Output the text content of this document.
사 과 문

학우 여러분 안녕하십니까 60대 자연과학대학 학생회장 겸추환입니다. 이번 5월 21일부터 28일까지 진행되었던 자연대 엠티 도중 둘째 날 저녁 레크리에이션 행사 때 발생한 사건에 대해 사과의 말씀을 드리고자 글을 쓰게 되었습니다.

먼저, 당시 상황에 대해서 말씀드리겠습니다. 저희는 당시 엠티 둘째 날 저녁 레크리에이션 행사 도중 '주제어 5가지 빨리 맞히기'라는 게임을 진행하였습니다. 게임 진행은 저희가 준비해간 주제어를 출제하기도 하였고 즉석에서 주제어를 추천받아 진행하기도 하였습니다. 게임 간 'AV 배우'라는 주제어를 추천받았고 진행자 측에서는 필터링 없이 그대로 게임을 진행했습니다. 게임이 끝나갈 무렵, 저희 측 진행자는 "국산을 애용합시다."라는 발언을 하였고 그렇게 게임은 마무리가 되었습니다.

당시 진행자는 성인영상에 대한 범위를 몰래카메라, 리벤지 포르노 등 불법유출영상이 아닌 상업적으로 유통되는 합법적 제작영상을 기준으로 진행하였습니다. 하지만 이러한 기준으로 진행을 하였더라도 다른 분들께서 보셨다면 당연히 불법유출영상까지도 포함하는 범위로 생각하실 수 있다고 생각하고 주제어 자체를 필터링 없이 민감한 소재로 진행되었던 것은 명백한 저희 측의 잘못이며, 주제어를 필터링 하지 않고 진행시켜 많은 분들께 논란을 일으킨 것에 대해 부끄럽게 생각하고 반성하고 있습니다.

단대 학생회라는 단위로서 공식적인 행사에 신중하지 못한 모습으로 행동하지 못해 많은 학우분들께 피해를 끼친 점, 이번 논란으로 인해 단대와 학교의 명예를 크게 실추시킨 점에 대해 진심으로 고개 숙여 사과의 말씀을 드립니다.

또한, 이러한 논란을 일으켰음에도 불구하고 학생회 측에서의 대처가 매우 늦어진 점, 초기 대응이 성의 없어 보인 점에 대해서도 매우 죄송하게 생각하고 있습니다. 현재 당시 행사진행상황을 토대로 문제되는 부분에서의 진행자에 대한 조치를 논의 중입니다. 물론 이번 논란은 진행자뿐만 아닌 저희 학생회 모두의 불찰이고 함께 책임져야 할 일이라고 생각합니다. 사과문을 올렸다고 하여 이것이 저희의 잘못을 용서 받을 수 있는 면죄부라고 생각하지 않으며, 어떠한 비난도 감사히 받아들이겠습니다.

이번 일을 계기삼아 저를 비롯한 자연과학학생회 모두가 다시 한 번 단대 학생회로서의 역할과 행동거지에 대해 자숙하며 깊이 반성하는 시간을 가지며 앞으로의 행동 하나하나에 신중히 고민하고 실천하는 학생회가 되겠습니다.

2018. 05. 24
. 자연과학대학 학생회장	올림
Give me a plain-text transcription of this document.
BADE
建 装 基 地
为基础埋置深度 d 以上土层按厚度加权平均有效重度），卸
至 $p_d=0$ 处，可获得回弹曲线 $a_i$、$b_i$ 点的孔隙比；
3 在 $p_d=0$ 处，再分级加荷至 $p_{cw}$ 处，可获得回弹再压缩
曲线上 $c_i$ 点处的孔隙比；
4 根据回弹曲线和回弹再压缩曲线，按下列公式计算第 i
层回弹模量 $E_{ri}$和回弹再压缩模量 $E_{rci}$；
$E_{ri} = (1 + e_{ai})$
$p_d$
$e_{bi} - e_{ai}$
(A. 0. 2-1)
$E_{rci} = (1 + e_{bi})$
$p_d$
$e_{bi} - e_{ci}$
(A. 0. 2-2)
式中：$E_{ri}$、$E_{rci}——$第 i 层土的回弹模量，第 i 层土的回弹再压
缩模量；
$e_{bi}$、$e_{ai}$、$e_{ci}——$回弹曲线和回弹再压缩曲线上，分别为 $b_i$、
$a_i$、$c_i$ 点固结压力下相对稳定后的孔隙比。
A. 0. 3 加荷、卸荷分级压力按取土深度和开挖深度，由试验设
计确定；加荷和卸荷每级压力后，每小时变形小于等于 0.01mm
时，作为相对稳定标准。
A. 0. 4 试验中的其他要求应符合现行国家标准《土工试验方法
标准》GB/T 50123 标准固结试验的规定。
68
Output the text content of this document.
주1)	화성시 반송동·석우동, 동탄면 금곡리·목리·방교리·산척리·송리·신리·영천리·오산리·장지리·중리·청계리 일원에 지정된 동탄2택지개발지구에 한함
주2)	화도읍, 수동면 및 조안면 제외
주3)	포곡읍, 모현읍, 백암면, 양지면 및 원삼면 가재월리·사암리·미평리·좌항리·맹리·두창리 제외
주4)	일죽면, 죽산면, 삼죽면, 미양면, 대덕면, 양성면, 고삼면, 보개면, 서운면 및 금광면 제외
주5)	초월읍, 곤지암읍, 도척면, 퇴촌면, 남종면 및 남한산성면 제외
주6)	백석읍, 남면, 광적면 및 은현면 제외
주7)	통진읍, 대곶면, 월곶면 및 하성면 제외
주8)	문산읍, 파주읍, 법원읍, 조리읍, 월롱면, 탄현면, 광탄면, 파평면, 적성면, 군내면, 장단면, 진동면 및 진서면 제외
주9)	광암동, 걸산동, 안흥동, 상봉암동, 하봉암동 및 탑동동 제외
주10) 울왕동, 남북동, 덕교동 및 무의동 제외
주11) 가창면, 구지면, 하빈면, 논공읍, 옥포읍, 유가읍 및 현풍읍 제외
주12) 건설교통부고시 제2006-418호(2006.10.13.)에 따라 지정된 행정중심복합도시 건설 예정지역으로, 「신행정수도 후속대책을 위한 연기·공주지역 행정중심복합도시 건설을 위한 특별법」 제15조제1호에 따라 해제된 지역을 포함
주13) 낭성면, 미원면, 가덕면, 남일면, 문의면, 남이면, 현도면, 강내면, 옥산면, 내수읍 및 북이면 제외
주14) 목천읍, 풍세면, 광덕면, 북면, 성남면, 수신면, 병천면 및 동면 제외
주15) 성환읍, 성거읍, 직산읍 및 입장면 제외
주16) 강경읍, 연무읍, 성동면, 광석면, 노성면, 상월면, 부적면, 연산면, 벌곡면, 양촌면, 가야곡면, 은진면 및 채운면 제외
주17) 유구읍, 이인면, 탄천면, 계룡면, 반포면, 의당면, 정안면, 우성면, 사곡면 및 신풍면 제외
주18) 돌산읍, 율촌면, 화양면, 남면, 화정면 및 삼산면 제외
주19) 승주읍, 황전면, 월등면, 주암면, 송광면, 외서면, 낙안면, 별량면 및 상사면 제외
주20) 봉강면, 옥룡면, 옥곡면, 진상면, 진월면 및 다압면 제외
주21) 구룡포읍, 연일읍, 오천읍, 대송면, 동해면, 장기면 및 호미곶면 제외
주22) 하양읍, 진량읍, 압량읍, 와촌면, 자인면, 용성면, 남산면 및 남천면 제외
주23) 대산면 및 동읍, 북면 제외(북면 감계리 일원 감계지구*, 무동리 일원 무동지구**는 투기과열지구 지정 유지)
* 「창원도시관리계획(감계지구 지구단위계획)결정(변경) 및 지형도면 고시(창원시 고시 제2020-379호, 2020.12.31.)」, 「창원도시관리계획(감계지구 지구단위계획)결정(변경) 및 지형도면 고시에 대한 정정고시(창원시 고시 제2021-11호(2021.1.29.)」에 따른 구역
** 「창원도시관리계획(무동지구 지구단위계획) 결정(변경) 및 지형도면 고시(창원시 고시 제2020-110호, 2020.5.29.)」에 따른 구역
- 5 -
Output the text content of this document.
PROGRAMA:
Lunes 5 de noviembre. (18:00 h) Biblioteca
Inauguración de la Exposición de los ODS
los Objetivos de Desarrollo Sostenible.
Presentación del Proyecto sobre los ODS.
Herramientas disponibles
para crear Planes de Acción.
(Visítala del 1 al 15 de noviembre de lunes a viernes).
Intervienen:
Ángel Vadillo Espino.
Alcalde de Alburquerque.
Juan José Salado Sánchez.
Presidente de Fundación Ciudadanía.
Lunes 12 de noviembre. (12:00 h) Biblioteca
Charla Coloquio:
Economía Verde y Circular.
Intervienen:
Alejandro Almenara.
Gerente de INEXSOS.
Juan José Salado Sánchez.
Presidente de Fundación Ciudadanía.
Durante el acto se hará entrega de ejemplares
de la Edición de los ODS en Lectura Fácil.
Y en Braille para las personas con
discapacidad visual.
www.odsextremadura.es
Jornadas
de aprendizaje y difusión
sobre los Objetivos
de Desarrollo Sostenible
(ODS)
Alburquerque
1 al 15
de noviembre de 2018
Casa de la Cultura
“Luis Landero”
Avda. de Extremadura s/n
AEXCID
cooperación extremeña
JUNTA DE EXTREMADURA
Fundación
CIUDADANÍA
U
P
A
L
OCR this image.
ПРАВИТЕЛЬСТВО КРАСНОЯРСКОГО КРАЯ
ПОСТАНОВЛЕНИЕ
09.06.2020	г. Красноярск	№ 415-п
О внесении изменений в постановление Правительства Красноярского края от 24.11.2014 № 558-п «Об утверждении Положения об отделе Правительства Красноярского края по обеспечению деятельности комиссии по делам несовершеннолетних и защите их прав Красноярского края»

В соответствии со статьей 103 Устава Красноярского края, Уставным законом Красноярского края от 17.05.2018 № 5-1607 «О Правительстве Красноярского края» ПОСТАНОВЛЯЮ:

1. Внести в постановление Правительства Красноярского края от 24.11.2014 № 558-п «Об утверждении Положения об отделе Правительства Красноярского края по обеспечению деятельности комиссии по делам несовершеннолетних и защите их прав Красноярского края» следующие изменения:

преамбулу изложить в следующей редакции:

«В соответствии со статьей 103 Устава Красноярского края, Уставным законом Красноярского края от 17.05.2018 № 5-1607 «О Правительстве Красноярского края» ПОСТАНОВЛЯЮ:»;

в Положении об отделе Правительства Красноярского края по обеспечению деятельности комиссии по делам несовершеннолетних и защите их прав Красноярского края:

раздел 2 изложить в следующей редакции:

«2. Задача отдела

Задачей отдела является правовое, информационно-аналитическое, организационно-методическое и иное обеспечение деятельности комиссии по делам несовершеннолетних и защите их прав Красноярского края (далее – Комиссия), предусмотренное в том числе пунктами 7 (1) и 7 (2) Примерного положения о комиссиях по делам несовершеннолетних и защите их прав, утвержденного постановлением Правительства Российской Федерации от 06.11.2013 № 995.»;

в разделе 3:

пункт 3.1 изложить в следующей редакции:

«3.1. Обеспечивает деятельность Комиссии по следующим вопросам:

——

GOAL
Extract every line containing the string "창원도시관리계획" from the data above.

SOLUTION BELOW
* 「창원도시관리계획(감계지구 지구단위계획)결정(변경) 및 지형도면 고시(창원시 고시 제2020-379호, 2020.12.31.)」, 「창원도시관리계획(감계지구 지구단위계획)결정(변경) 및 지형도면 고시에 대한 정정고시(창원시 고시 제2021-11호(2021.1.29.)」에 따른 구역
** 「창원도시관리계획(무동지구 지구단위계획) 결정(변경) 및 지형도면 고시(창원시 고시 제2020-110호, 2020.5.29.)」에 따른 구역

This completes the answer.